Identify all lines in the listing that include the word "Customer", and copy them out.
━━━━━━━━━━━━━━━━━━━━
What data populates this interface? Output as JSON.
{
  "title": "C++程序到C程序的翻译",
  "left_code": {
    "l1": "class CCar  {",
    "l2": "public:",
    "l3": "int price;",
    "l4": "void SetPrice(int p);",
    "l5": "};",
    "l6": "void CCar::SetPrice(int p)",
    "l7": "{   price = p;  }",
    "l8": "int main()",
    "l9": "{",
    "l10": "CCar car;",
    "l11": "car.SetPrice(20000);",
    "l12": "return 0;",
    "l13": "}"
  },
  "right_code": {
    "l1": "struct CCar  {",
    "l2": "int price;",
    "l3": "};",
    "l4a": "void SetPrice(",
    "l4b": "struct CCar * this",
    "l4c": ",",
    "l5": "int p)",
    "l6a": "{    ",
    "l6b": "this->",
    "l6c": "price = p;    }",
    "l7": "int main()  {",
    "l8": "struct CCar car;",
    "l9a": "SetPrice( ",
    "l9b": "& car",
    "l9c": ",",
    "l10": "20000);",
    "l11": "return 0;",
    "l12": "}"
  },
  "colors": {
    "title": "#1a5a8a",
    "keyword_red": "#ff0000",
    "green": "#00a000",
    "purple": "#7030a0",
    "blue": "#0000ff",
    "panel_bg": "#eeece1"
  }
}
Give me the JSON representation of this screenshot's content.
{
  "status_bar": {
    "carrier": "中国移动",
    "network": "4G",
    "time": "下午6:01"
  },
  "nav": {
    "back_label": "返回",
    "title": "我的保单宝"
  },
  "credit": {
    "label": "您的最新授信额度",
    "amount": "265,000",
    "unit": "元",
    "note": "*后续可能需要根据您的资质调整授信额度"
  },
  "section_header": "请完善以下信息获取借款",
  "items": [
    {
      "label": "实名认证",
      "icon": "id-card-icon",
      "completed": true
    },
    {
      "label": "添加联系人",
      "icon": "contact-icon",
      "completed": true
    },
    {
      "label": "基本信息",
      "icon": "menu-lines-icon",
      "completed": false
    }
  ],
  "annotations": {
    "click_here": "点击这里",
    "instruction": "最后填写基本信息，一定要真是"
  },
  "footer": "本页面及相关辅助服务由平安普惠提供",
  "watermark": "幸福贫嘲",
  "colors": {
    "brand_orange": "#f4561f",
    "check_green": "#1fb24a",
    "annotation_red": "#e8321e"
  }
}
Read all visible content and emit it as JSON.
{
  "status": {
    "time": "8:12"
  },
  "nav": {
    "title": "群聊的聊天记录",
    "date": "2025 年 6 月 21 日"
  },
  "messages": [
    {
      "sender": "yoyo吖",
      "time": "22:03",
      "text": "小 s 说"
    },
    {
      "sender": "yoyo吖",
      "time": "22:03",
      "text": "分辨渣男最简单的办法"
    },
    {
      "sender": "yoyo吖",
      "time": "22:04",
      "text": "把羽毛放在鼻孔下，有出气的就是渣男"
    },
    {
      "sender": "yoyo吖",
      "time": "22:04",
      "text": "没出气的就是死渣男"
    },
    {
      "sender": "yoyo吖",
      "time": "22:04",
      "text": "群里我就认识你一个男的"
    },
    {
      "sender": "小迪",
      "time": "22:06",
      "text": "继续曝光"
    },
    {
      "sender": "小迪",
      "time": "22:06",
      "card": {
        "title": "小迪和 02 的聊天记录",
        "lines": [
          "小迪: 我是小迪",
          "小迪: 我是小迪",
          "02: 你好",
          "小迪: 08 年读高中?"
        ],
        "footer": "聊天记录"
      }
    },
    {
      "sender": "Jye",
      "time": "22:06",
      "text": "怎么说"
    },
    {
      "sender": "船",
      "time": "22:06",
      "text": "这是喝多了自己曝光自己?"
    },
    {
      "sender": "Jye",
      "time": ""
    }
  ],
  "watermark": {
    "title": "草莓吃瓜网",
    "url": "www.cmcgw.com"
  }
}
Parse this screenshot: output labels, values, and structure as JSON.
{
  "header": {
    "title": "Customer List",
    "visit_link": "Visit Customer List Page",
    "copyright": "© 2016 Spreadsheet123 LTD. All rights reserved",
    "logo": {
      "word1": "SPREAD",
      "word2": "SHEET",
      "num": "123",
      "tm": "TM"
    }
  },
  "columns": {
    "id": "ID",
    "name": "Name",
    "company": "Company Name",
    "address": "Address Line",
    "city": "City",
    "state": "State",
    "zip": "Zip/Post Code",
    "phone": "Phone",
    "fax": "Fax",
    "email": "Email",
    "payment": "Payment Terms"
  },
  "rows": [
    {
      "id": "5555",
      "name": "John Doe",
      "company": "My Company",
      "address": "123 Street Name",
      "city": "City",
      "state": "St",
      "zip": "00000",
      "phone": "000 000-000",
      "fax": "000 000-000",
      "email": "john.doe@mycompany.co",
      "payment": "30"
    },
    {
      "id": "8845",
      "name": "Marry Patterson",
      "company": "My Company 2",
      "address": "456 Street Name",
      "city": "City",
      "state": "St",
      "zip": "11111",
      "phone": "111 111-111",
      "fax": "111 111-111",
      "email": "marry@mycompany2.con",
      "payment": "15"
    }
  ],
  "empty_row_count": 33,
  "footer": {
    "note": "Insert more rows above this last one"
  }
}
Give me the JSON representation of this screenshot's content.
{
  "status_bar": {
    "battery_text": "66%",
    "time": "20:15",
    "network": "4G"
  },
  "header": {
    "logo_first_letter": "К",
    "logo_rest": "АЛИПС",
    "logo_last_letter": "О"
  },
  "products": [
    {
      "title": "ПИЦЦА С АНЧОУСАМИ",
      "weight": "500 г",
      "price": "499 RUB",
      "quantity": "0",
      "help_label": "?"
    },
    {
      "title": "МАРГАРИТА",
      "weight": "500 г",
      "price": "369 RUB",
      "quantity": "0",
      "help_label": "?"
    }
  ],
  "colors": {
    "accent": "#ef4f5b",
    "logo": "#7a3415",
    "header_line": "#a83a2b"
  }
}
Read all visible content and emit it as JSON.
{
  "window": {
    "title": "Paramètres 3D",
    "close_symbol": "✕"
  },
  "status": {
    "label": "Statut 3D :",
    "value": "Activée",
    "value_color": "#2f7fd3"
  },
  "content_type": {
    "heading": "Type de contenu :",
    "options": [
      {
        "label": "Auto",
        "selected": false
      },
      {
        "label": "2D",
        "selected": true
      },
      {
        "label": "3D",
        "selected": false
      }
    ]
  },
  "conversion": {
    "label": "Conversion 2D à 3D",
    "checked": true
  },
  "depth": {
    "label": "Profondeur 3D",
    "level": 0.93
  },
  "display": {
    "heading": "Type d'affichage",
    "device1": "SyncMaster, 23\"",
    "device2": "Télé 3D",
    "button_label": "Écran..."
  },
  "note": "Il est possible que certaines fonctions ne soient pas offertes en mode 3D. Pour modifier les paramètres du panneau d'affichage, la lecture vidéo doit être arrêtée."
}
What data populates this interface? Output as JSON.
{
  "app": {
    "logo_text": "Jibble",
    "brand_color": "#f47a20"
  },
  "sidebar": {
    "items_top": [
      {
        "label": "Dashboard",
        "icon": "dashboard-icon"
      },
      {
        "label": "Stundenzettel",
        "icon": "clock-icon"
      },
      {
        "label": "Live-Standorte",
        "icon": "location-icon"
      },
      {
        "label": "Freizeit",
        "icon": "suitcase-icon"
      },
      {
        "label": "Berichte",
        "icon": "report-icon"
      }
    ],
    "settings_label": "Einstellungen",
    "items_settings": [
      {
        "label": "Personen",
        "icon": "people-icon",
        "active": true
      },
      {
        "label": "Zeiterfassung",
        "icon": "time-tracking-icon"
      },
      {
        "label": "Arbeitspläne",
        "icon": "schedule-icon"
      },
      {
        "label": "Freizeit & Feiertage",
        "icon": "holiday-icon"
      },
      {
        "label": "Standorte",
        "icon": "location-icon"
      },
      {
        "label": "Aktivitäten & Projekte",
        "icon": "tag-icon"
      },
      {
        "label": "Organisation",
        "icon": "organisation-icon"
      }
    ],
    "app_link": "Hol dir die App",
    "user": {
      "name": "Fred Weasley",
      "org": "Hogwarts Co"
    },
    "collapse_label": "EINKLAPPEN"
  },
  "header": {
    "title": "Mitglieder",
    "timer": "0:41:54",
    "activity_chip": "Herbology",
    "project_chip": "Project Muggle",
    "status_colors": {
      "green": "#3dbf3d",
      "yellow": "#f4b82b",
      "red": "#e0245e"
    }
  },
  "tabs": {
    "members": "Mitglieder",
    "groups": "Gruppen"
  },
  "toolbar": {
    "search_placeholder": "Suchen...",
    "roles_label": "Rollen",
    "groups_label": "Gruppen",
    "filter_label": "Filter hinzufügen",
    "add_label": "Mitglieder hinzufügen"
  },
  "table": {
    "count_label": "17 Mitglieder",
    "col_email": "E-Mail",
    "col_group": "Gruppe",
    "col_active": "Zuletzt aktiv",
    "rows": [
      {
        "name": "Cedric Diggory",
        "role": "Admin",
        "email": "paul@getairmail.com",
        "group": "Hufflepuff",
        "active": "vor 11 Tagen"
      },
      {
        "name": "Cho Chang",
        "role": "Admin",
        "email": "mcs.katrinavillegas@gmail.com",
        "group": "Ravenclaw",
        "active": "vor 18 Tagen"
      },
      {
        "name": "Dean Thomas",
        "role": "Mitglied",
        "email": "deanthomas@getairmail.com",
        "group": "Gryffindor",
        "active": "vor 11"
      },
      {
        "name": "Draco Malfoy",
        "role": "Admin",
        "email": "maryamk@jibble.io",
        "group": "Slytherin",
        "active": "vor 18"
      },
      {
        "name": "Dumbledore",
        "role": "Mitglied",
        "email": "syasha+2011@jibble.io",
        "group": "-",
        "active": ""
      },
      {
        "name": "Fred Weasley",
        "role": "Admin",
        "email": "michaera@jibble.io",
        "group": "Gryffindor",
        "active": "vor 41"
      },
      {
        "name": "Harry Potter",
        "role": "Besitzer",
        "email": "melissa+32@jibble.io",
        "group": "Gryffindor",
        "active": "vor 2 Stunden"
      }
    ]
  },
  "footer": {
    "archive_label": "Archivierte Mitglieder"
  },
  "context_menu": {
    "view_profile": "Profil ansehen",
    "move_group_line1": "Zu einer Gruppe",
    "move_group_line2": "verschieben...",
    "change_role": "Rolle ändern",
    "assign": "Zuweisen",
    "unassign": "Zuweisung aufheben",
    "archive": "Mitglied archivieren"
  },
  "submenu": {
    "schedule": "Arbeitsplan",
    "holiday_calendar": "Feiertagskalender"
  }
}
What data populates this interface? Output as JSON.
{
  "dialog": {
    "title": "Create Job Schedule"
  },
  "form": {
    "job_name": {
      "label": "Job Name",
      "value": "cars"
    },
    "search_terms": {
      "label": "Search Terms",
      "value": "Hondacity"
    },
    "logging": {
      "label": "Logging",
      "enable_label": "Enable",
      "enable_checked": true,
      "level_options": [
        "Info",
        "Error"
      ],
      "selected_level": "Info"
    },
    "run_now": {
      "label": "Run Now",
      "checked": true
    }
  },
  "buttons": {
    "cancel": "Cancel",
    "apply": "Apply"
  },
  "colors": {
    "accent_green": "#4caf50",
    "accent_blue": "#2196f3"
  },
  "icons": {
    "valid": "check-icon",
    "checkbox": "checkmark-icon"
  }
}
━━━━━━━━━━━━━━━━━━━━
Solution to this problem:
    "title": "Customer List",
    "visit_link": "Visit Customer List Page",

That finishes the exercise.